The task: Every record below should be printed exactly as given.

--

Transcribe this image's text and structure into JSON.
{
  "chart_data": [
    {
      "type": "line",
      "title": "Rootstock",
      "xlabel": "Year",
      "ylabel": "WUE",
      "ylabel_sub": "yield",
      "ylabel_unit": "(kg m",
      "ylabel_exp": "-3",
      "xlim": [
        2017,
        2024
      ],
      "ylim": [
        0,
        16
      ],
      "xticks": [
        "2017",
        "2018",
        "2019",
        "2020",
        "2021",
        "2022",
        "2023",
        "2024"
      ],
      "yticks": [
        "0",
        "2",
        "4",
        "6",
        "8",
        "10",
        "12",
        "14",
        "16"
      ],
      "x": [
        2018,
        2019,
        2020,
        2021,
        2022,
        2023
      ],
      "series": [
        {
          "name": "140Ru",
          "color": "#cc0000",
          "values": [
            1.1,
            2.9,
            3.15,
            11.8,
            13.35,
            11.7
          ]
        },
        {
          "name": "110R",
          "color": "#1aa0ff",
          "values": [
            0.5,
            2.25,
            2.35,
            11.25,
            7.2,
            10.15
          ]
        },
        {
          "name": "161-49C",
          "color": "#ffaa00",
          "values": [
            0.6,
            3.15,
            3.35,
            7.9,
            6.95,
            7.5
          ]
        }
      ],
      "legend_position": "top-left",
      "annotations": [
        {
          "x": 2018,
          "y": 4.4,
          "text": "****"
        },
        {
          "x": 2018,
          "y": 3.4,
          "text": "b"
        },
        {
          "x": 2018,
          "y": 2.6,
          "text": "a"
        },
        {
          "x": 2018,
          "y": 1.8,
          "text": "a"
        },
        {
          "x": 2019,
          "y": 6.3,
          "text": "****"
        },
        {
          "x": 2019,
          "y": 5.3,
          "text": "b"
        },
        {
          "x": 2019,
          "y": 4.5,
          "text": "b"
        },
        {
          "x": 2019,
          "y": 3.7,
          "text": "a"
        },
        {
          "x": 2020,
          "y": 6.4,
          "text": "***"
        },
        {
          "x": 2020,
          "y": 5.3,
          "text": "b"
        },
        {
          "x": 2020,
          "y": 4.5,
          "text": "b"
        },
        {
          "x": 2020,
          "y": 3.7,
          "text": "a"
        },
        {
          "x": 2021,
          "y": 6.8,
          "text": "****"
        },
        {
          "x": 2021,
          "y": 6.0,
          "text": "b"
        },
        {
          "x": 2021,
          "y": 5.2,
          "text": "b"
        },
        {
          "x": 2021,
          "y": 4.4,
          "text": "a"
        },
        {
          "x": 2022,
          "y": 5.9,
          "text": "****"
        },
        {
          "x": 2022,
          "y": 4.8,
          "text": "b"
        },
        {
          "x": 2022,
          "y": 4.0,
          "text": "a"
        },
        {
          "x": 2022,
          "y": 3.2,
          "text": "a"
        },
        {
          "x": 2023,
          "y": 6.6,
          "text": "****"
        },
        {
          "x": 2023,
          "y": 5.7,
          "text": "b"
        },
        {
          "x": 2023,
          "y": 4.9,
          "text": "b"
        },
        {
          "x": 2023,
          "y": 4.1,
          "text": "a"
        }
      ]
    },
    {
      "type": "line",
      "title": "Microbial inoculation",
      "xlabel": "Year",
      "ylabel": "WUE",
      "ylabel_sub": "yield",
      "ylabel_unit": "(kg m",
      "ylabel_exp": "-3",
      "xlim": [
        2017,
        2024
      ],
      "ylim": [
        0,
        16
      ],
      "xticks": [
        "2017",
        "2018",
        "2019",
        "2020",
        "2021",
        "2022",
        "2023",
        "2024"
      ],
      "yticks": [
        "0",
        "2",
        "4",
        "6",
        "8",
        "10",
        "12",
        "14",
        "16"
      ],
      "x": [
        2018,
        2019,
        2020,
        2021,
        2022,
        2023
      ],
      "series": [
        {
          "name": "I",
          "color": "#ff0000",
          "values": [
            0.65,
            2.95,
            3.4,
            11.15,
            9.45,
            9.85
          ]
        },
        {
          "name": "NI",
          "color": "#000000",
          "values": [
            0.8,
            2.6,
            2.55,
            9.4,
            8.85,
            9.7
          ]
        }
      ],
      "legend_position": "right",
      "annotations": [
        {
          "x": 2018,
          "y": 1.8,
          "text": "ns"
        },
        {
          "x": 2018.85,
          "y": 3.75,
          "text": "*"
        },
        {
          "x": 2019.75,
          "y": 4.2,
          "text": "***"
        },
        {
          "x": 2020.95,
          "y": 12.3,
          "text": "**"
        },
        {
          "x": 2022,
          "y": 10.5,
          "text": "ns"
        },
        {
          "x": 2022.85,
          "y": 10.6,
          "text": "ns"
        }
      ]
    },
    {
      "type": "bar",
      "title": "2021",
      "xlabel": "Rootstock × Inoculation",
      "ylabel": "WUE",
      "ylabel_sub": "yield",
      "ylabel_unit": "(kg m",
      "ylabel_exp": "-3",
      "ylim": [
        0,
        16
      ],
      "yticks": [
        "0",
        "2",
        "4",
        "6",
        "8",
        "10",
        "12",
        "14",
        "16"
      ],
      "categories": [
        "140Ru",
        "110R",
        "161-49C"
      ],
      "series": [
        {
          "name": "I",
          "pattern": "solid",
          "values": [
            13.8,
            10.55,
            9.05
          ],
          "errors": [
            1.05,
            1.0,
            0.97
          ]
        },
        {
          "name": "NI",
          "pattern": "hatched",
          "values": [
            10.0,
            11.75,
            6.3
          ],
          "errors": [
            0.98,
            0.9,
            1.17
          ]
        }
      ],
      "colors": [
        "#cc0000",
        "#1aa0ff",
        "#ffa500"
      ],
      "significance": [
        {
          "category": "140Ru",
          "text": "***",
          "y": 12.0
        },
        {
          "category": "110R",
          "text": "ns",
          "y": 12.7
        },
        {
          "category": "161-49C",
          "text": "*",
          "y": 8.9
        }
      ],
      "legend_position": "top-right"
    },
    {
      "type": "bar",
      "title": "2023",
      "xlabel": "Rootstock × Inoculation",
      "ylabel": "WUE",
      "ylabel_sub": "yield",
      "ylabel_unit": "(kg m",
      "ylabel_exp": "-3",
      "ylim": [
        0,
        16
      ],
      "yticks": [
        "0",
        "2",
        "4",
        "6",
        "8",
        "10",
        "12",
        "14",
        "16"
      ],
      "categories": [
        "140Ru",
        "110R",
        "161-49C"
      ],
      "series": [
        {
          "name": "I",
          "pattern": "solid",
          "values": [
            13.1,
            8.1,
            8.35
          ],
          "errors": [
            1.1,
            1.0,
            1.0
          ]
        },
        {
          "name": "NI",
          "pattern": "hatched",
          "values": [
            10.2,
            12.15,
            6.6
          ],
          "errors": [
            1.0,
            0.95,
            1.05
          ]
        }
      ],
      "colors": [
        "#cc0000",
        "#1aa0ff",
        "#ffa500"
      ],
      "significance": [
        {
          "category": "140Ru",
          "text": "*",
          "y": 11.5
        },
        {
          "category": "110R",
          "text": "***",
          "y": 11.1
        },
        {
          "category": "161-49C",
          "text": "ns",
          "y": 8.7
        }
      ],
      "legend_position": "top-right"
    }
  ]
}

--

Answer to this task:
Transcribe this image's text and structure into JSON.
{
  "chart_data": [
    {
      "type": "line",
      "title": "Rootstock",
      "xlabel": "Year",
      "ylabel": "WUE",
      "ylabel_sub": "yield",
      "ylabel_unit": "(kg m",
      "ylabel_exp": "-3",
      "xlim": [
        2017,
        2024
      ],
      "ylim": [
        0,
        16
      ],
      "xticks": [
        "2017",
        "2018",
        "2019",
        "2020",
        "2021",
        "2022",
        "2023",
        "2024"
      ],
      "yticks": [
        "0",
        "2",
        "4",
        "6",
        "8",
        "10",
        "12",
        "14",
        "16"
      ],
      "x": [
        2018,
        2019,
        2020,
        2021,
        2022,
        2023
      ],
      "series": [
        {
          "name": "140Ru",
          "color": "#cc0000",
          "values": [
            1.1,
            2.9,
            3.15,
            11.8,
            13.35,
            11.7
          ]
        },
        {
          "name": "110R",
          "color": "#1aa0ff",
          "values": [
            0.5,
            2.25,
            2.35,
            11.25,
            7.2,
            10.15
          ]
        },
        {
          "name": "161-49C",
          "color": "#ffaa00",
          "values": [
            0.6,
            3.15,
            3.35,
            7.9,
            6.95,
            7.5
          ]
        }
      ],
      "legend_position": "top-left",
      "annotations": [
        {
          "x": 2018,
          "y": 4.4,
          "text": "****"
        },
        {
          "x": 2018,
          "y": 3.4,
          "text": "b"
        },
        {
          "x": 2018,
          "y": 2.6,
          "text": "a"
        },
        {
          "x": 2018,
          "y": 1.8,
          "text": "a"
        },
        {
          "x": 2019,
          "y": 6.3,
          "text": "****"
        },
        {
          "x": 2019,
          "y": 5.3,
          "text": "b"
        },
        {
          "x": 2019,
          "y": 4.5,
          "text": "b"
        },
        {
          "x": 2019,
          "y": 3.7,
          "text": "a"
        },
        {
          "x": 2020,
          "y": 6.4,
          "text": "***"
        },
        {
          "x": 2020,
          "y": 5.3,
          "text": "b"
        },
        {
          "x": 2020,
          "y": 4.5,
          "text": "b"
        },
        {
          "x": 2020,
          "y": 3.7,
          "text": "a"
        },
        {
          "x": 2021,
          "y": 6.8,
          "text": "****"
        },
        {
          "x": 2021,
          "y": 6.0,
          "text": "b"
        },
        {
          "x": 2021,
          "y": 5.2,
          "text": "b"
        },
        {
          "x": 2021,
          "y": 4.4,
          "text": "a"
        },
        {
          "x": 2022,
          "y": 5.9,
          "text": "****"
        },
        {
          "x": 2022,
          "y": 4.8,
          "text": "b"
        },
        {
          "x": 2022,
          "y": 4.0,
          "text": "a"
        },
        {
          "x": 2022,
          "y": 3.2,
          "text": "a"
        },
        {
          "x": 2023,
          "y": 6.6,
          "text": "****"
        },
        {
          "x": 2023,
          "y": 5.7,
          "text": "b"
        },
        {
          "x": 2023,
          "y": 4.9,
          "text": "b"
        },
        {
          "x": 2023,
          "y": 4.1,
          "text": "a"
        }
      ]
    },
    {
      "type": "line",
      "title": "Microbial inoculation",
      "xlabel": "Year",
      "ylabel": "WUE",
      "ylabel_sub": "yield",
      "ylabel_unit": "(kg m",
      "ylabel_exp": "-3",
      "xlim": [
        2017,
        2024
      ],
      "ylim": [
        0,
        16
      ],
      "xticks": [
        "2017",
        "2018",
        "2019",
        "2020",
        "2021",
        "2022",
        "2023",
        "2024"
      ],
      "yticks": [
        "0",
        "2",
        "4",
        "6",
        "8",
        "10",
        "12",
        "14",
        "16"
      ],
      "x": [
        2018,
        2019,
        2020,
        2021,
        2022,
        2023
      ],
      "series": [
        {
          "name": "I",
          "color": "#ff0000",
          "values": [
            0.65,
            2.95,
            3.4,
            11.15,
            9.45,
            9.85
          ]
        },
        {
          "name": "NI",
          "color": "#000000",
          "values": [
            0.8,
            2.6,
            2.55,
            9.4,
            8.85,
            9.7
          ]
        }
      ],
      "legend_position": "right",
      "annotations": [
        {
          "x": 2018,
          "y": 1.8,
          "text": "ns"
        },
        {
          "x": 2018.85,
          "y": 3.75,
          "text": "*"
        },
        {
          "x": 2019.75,
          "y": 4.2,
          "text": "***"
        },
        {
          "x": 2020.95,
          "y": 12.3,
          "text": "**"
        },
        {
          "x": 2022,
          "y": 10.5,
          "text": "ns"
        },
        {
          "x": 2022.85,
          "y": 10.6,
          "text": "ns"
        }
      ]
    },
    {
      "type": "bar",
      "title": "2021",
      "xlabel": "Rootstock × Inoculation",
      "ylabel": "WUE",
      "ylabel_sub": "yield",
      "ylabel_unit": "(kg m",
      "ylabel_exp": "-3",
      "ylim": [
        0,
        16
      ],
      "yticks": [
        "0",
        "2",
        "4",
        "6",
        "8",
        "10",
        "12",
        "14",
        "16"
      ],
      "categories": [
        "140Ru",
        "110R",
        "161-49C"
      ],
      "series": [
        {
          "name": "I",
          "pattern": "solid",
          "values": [
            13.8,
            10.55,
            9.05
          ],
          "errors": [
            1.05,
            1.0,
            0.97
          ]
        },
        {
          "name": "NI",
          "pattern": "hatched",
          "values": [
            10.0,
            11.75,
            6.3
          ],
          "errors": [
            0.98,
            0.9,
            1.17
          ]
        }
      ],
      "colors": [
        "#cc0000",
        "#1aa0ff",
        "#ffa500"
      ],
      "significance": [
        {
          "category": "140Ru",
          "text": "***",
          "y": 12.0
        },
        {
          "category": "110R",
          "text": "ns",
          "y": 12.7
        },
        {
          "category": "161-49C",
          "text": "*",
          "y": 8.9
        }
      ],
      "legend_position": "top-right"
    },
    {
      "type": "bar",
      "title": "2023",
      "xlabel": "Rootstock × Inoculation",
      "ylabel": "WUE",
      "ylabel_sub": "yield",
      "ylabel_unit": "(kg m",
      "ylabel_exp": "-3",
      "ylim": [
        0,
        16
      ],
      "yticks": [
        "0",
        "2",
        "4",
        "6",
        "8",
        "10",
        "12",
        "14",
        "16"
      ],
      "categories": [
        "140Ru",
        "110R",
        "161-49C"
      ],
      "series": [
        {
          "name": "I",
          "pattern": "solid",
          "values": [
            13.1,
            8.1,
            8.35
          ],
          "errors": [
            1.1,
            1.0,
            1.0
          ]
        },
        {
          "name": "NI",
          "pattern": "hatched",
          "values": [
            10.2,
            12.15,
            6.6
          ],
          "errors": [
            1.0,
            0.95,
            1.05
          ]
        }
      ],
      "colors": [
        "#cc0000",
        "#1aa0ff",
        "#ffa500"
      ],
      "significance": [
        {
          "category": "140Ru",
          "text": "*",
          "y": 11.5
        },
        {
          "category": "110R",
          "text": "***",
          "y": 11.1
        },
        {
          "category": "161-49C",
          "text": "ns",
          "y": 8.7
        }
      ],
      "legend_position": "top-right"
    }
  ]
}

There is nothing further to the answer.